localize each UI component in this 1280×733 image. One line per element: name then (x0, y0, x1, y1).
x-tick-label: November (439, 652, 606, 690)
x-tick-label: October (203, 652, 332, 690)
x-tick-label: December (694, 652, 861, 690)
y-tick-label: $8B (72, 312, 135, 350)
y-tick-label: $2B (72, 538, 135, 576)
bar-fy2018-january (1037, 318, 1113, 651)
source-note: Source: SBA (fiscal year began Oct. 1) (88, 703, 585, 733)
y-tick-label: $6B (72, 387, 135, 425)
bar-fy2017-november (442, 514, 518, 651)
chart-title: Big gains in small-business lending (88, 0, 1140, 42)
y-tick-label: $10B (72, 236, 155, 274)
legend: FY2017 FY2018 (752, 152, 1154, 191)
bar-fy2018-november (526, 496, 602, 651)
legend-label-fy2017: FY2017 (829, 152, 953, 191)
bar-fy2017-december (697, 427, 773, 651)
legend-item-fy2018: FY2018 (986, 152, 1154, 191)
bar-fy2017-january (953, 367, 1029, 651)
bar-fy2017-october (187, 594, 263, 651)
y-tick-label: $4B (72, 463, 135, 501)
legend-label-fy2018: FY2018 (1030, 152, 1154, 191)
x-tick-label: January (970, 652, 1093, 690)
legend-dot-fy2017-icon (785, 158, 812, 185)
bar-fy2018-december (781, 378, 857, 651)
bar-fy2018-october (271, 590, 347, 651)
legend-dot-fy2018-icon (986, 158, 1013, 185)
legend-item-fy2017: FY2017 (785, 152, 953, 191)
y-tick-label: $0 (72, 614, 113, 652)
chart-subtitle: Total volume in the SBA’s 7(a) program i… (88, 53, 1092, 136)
—————
Rewrite the rows from the start through the line containing "bar-fy2018-november (526, 496, 602, 651)", replacing "x-tick-label" with "x-axis-label" and leaving everything else unchanged.

## CORRECT RESPONSE:
localize each UI component in this 1280×733 image. One line per element: name then (x0, y0, x1, y1).
x-axis-label: November (439, 652, 606, 690)
x-axis-label: October (203, 652, 332, 690)
x-axis-label: December (694, 652, 861, 690)
y-tick-label: $8B (72, 312, 135, 350)
y-tick-label: $2B (72, 538, 135, 576)
bar-fy2018-january (1037, 318, 1113, 651)
source-note: Source: SBA (fiscal year began Oct. 1) (88, 703, 585, 733)
y-tick-label: $6B (72, 387, 135, 425)
bar-fy2017-november (442, 514, 518, 651)
chart-title: Big gains in small-business lending (88, 0, 1140, 42)
y-tick-label: $10B (72, 236, 155, 274)
legend: FY2017 FY2018 (752, 152, 1154, 191)
bar-fy2018-november (526, 496, 602, 651)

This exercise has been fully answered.